_Aim_: Copy every line of the data exactly, leaving nothing out.

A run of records
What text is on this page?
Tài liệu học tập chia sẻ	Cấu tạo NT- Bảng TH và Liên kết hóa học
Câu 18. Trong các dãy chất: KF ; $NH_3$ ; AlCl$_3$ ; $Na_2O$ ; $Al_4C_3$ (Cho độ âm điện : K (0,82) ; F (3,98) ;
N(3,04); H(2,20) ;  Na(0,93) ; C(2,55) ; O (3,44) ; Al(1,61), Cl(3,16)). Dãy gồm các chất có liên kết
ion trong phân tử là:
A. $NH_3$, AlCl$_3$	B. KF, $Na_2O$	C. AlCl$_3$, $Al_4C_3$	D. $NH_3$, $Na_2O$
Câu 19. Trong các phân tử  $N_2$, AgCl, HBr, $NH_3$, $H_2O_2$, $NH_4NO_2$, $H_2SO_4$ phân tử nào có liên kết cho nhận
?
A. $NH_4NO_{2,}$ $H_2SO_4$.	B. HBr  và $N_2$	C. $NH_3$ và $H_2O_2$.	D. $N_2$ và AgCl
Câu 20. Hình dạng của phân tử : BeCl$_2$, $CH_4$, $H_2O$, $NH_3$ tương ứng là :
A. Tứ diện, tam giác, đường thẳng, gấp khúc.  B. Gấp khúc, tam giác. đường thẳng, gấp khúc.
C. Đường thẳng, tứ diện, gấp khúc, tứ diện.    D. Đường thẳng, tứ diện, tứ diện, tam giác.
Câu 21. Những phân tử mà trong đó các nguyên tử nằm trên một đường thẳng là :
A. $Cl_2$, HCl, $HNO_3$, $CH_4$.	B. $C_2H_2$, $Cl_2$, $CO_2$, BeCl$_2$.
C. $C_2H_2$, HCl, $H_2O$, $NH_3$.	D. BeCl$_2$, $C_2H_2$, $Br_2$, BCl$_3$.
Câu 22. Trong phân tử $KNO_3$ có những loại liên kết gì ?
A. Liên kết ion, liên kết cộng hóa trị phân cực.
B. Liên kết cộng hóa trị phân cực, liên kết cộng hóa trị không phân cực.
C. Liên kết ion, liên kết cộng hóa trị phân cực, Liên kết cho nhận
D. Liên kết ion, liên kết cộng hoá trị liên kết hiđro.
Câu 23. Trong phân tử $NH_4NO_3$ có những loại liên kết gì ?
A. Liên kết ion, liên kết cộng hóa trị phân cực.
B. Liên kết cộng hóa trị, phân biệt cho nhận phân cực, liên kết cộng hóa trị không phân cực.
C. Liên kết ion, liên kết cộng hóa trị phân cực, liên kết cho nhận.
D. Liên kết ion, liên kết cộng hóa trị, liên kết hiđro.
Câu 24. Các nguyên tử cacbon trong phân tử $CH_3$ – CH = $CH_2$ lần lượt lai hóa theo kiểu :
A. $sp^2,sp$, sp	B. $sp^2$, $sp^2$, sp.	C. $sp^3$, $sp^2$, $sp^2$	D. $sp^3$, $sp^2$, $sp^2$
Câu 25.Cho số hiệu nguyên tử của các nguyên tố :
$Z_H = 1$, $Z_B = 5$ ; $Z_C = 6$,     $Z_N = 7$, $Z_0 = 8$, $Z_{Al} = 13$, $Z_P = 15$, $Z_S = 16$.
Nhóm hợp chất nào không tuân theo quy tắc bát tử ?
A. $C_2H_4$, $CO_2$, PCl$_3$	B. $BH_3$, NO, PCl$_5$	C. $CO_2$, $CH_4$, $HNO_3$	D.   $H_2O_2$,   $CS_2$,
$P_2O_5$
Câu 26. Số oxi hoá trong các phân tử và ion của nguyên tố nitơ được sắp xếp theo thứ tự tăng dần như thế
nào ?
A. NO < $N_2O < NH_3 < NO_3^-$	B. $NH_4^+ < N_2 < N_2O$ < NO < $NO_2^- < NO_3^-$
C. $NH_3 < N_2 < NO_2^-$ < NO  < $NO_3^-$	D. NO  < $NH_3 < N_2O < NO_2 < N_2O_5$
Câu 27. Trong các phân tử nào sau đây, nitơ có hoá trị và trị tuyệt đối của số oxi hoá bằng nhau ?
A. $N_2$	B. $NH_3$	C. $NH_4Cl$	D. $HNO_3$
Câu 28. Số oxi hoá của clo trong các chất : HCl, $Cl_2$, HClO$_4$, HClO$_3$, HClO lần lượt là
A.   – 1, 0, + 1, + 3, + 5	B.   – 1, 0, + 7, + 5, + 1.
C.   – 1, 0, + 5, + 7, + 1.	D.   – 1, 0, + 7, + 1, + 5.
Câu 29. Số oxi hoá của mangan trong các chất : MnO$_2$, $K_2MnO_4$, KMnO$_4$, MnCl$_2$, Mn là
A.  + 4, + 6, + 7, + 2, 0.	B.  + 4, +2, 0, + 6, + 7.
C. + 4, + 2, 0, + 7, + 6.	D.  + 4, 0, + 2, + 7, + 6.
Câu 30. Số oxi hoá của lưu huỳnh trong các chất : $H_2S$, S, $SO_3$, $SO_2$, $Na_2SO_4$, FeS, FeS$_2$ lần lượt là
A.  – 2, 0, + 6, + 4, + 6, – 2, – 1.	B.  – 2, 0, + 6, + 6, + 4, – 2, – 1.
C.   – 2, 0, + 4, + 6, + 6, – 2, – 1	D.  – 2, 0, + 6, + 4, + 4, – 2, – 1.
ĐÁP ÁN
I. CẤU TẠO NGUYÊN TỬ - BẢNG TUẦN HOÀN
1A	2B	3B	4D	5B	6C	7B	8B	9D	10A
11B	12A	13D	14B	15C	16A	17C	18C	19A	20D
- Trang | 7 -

_Answer for the task_:
What text is on this page?
Tài liệu học tập chia sẻ	Cấu tạo NT- Bảng TH và Liên kết hóa học
Câu 18. Trong các dãy chất: KF ; $NH_3$ ; AlCl$_3$ ; $Na_2O$ ; $Al_4C_3$ (Cho độ âm điện : K (0,82) ; F (3,98) ;
N(3,04); H(2,20) ;  Na(0,93) ; C(2,55) ; O (3,44) ; Al(1,61), Cl(3,16)). Dãy gồm các chất có liên kết
ion trong phân tử là:
A. $NH_3$, AlCl$_3$	B. KF, $Na_2O$	C. AlCl$_3$, $Al_4C_3$	D. $NH_3$, $Na_2O$
Câu 19. Trong các phân tử  $N_2$, AgCl, HBr, $NH_3$, $H_2O_2$, $NH_4NO_2$, $H_2SO_4$ phân tử nào có liên kết cho nhận
?
A. $NH_4NO_{2,}$ $H_2SO_4$.	B. HBr  và $N_2$	C. $NH_3$ và $H_2O_2$.	D. $N_2$ và AgCl
Câu 20. Hình dạng của phân tử : BeCl$_2$, $CH_4$, $H_2O$, $NH_3$ tương ứng là :
A. Tứ diện, tam giác, đường thẳng, gấp khúc.  B. Gấp khúc, tam giác. đường thẳng, gấp khúc.
C. Đường thẳng, tứ diện, gấp khúc, tứ diện.    D. Đường thẳng, tứ diện, tứ diện, tam giác.
Câu 21. Những phân tử mà trong đó các nguyên tử nằm trên một đường thẳng là :
A. $Cl_2$, HCl, $HNO_3$, $CH_4$.	B. $C_2H_2$, $Cl_2$, $CO_2$, BeCl$_2$.
C. $C_2H_2$, HCl, $H_2O$, $NH_3$.	D. BeCl$_2$, $C_2H_2$, $Br_2$, BCl$_3$.
Câu 22. Trong phân tử $KNO_3$ có những loại liên kết gì ?
A. Liên kết ion, liên kết cộng hóa trị phân cực.
B. Liên kết cộng hóa trị phân cực, liên kết cộng hóa trị không phân cực.
C. Liên kết ion, liên kết cộng hóa trị phân cực, Liên kết cho nhận
D. Liên kết ion, liên kết cộng hoá trị liên kết hiđro.
Câu 23. Trong phân tử $NH_4NO_3$ có những loại liên kết gì ?
A. Liên kết ion, liên kết cộng hóa trị phân cực.
B. Liên kết cộng hóa trị, phân biệt cho nhận phân cực, liên kết cộng hóa trị không phân cực.
C. Liên kết ion, liên kết cộng hóa trị phân cực, liên kết cho nhận.
D. Liên kết ion, liên kết cộng hóa trị, liên kết hiđro.
Câu 24. Các nguyên tử cacbon trong phân tử $CH_3$ – CH = $CH_2$ lần lượt lai hóa theo kiểu :
A. $sp^2,sp$, sp	B. $sp^2$, $sp^2$, sp.	C. $sp^3$, $sp^2$, $sp^2$	D. $sp^3$, $sp^2$, $sp^2$
Câu 25.Cho số hiệu nguyên tử của các nguyên tố :
$Z_H = 1$, $Z_B = 5$ ; $Z_C = 6$,     $Z_N = 7$, $Z_0 = 8$, $Z_{Al} = 13$, $Z_P = 15$, $Z_S = 16$.
Nhóm hợp chất nào không tuân theo quy tắc bát tử ?
A. $C_2H_4$, $CO_2$, PCl$_3$	B. $BH_3$, NO, PCl$_5$	C. $CO_2$, $CH_4$, $HNO_3$	D.   $H_2O_2$,   $CS_2$,
$P_2O_5$
Câu 26. Số oxi hoá trong các phân tử và ion của nguyên tố nitơ được sắp xếp theo thứ tự tăng dần như thế
nào ?
A. NO < $N_2O < NH_3 < NO_3^-$	B. $NH_4^+ < N_2 < N_2O$ < NO < $NO_2^- < NO_3^-$
C. $NH_3 < N_2 < NO_2^-$ < NO  < $NO_3^-$	D. NO  < $NH_3 < N_2O < NO_2 < N_2O_5$
Câu 27. Trong các phân tử nào sau đây, nitơ có hoá trị và trị tuyệt đối của số oxi hoá bằng nhau ?
A. $N_2$	B. $NH_3$	C. $NH_4Cl$	D. $HNO_3$
Câu 28. Số oxi hoá của clo trong các chất : HCl, $Cl_2$, HClO$_4$, HClO$_3$, HClO lần lượt là
A.   – 1, 0, + 1, + 3, + 5	B.   – 1, 0, + 7, + 5, + 1.
C.   – 1, 0, + 5, + 7, + 1.	D.   – 1, 0, + 7, + 1, + 5.
Câu 29. Số oxi hoá của mangan trong các chất : MnO$_2$, $K_2MnO_4$, KMnO$_4$, MnCl$_2$, Mn là
A.  + 4, + 6, + 7, + 2, 0.	B.  + 4, +2, 0, + 6, + 7.
C. + 4, + 2, 0, + 7, + 6.	D.  + 4, 0, + 2, + 7, + 6.
Câu 30. Số oxi hoá của lưu huỳnh trong các chất : $H_2S$, S, $SO_3$, $SO_2$, $Na_2SO_4$, FeS, FeS$_2$ lần lượt là
A.  – 2, 0, + 6, + 4, + 6, – 2, – 1.	B.  – 2, 0, + 6, + 6, + 4, – 2, – 1.
C.   – 2, 0, + 4, + 6, + 6, – 2, – 1	D.  – 2, 0, + 6, + 4, + 4, – 2, – 1.
ĐÁP ÁN
I. CẤU TẠO NGUYÊN TỬ - BẢNG TUẦN HOÀN
1A	2B	3B	4D	5B	6C	7B	8B	9D	10A
11B	12A	13D	14B	15C	16A	17C	18C	19A	20D
- Trang | 7 -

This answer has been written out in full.